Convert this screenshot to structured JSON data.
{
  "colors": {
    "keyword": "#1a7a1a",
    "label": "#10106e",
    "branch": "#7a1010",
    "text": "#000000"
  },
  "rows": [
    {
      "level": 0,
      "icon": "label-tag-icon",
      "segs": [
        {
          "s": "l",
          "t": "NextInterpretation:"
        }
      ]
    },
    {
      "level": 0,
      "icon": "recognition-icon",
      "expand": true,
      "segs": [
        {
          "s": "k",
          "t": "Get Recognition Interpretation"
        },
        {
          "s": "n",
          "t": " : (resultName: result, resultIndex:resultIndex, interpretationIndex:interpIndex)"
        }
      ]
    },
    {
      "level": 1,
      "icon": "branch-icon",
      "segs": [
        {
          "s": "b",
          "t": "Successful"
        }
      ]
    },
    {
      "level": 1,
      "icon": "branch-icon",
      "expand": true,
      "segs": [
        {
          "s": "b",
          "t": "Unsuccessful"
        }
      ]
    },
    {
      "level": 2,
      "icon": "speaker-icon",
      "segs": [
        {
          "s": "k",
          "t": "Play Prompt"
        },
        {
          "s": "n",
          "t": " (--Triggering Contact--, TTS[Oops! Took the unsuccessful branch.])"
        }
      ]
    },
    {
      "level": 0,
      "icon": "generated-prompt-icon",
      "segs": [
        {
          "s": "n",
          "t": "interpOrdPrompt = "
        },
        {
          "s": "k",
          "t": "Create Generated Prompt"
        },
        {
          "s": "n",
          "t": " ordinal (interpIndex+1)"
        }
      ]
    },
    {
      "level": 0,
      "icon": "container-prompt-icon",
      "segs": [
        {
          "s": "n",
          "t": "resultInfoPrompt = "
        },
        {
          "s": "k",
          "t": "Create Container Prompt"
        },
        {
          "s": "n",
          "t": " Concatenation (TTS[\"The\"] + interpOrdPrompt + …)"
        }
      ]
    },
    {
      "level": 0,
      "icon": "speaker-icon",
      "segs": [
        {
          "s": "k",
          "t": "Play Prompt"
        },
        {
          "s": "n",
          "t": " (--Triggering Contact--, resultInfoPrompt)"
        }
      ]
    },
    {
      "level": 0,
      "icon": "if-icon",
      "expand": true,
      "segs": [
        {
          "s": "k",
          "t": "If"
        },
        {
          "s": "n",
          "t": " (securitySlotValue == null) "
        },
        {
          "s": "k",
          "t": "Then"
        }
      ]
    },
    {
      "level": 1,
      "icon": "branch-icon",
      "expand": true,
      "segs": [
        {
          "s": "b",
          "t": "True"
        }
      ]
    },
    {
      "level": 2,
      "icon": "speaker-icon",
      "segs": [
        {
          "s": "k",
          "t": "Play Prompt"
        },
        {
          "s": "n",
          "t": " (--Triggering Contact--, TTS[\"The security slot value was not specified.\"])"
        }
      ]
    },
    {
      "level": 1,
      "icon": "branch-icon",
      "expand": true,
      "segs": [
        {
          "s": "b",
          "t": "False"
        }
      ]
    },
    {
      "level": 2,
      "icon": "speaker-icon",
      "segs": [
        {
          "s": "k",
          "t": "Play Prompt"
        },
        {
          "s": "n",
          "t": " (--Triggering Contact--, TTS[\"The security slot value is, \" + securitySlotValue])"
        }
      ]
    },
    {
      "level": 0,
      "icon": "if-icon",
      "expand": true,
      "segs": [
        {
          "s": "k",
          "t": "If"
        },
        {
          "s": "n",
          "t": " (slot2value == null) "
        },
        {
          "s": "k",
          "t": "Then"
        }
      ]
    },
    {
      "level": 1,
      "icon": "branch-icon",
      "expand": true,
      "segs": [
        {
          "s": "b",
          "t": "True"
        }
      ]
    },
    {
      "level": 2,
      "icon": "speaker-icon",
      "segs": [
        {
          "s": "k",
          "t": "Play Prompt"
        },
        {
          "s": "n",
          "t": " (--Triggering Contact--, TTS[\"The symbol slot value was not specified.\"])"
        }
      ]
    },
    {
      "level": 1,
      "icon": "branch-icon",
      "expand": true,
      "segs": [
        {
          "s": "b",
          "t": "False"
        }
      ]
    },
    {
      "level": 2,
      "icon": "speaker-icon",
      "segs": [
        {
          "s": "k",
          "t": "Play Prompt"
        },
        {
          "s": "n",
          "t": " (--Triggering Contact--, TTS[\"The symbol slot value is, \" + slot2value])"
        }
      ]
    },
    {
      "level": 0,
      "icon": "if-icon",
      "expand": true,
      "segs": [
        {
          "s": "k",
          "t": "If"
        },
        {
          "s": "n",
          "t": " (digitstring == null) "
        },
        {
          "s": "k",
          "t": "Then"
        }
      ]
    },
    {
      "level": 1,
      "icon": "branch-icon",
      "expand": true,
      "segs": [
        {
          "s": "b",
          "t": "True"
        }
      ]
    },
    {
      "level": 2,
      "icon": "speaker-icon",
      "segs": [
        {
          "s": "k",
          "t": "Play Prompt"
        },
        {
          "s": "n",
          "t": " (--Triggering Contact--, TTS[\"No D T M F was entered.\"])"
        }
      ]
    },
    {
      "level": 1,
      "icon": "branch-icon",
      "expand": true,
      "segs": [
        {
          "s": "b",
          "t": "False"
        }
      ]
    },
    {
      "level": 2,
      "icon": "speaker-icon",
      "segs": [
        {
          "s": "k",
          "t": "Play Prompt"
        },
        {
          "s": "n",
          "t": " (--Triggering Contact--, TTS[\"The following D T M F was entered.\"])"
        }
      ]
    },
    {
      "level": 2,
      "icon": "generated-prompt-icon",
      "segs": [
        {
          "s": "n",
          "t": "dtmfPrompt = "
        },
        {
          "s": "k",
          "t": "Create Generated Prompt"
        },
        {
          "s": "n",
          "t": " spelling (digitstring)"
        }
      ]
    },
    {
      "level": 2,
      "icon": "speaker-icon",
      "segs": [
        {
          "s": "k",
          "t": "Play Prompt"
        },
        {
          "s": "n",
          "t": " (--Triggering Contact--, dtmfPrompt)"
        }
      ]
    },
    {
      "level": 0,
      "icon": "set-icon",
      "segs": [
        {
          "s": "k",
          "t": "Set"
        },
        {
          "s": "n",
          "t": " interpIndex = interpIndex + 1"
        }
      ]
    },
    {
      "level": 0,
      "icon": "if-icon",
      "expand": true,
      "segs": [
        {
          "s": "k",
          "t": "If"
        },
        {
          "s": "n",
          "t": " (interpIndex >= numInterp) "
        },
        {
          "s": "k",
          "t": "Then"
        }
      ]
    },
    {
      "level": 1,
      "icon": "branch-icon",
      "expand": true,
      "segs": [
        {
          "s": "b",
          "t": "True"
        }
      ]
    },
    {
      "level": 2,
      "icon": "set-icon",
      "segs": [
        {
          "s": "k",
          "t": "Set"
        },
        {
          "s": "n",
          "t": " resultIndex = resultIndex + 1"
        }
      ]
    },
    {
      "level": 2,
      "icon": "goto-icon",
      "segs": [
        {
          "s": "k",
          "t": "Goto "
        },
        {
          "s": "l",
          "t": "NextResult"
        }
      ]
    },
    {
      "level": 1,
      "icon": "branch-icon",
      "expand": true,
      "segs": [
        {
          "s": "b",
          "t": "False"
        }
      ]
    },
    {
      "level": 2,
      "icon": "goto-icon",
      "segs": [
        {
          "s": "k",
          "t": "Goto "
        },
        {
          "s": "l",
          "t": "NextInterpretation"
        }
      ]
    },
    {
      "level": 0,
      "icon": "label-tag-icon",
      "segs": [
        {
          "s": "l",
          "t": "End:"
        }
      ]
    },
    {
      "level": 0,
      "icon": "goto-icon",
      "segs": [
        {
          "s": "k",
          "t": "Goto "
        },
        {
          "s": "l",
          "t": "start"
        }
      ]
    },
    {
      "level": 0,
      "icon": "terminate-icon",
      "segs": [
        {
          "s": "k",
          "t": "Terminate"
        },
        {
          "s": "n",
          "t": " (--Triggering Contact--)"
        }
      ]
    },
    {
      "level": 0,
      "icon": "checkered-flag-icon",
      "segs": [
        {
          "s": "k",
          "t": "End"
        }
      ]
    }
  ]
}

...

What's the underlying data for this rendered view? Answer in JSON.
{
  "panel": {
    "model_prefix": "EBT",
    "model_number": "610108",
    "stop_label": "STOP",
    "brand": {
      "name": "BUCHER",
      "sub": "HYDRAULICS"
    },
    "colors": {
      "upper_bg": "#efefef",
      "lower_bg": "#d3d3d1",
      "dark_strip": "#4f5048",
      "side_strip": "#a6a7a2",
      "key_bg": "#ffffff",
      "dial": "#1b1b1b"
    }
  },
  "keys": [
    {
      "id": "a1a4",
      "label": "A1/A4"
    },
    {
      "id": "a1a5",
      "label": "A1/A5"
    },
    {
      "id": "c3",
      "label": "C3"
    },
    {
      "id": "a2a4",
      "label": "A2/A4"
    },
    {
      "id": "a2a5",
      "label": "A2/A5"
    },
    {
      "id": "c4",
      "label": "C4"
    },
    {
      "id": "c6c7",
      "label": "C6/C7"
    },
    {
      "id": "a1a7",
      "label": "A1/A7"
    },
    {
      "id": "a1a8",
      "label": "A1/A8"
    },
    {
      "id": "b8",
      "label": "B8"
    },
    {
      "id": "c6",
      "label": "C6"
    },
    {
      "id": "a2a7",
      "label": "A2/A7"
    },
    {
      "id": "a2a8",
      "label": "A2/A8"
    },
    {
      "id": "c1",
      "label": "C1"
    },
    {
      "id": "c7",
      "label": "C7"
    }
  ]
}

--

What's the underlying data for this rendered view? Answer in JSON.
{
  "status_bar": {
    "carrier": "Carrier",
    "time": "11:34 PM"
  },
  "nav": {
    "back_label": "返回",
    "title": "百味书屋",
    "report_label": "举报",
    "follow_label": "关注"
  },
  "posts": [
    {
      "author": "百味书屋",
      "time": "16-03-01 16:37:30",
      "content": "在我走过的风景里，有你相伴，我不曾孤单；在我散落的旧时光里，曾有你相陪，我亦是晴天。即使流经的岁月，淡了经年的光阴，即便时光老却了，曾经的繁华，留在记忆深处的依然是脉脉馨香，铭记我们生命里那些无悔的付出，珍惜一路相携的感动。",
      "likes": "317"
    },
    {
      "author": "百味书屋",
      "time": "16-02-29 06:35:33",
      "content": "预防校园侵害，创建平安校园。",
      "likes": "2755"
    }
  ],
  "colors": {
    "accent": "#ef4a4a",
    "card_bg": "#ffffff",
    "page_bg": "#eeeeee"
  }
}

WHAT TO WORK ON: Go through the data and gather every line that holds "resultIndex".

EXERCISE OUTPUT:
          "t": " : (resultName: result, resultIndex:resultIndex, interpretationIndex:interpIndex)"
          "t": " resultIndex = resultIndex + 1"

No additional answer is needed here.